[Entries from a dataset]
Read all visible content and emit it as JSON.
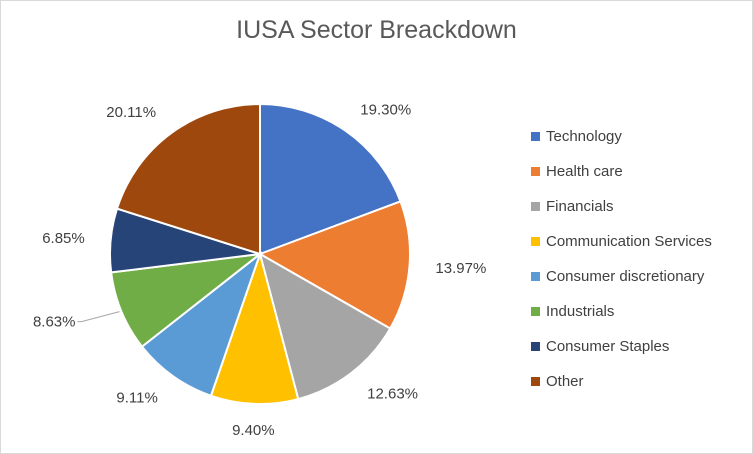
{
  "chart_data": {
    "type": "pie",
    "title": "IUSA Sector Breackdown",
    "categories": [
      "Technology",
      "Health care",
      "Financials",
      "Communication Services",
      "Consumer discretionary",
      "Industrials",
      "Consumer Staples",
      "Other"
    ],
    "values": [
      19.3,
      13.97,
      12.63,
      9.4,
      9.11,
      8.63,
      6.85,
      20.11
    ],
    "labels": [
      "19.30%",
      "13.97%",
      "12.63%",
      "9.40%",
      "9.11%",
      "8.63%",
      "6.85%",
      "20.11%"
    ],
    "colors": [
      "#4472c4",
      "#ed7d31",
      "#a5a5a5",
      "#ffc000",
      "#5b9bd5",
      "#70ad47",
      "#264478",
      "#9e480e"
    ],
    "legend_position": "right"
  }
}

• **DO THIS**: Scan the material above for the word "Consumer". Copy each line where it occurs.

• **FULL SOLUTION**:
      "Consumer discretionary",
      "Consumer Staples",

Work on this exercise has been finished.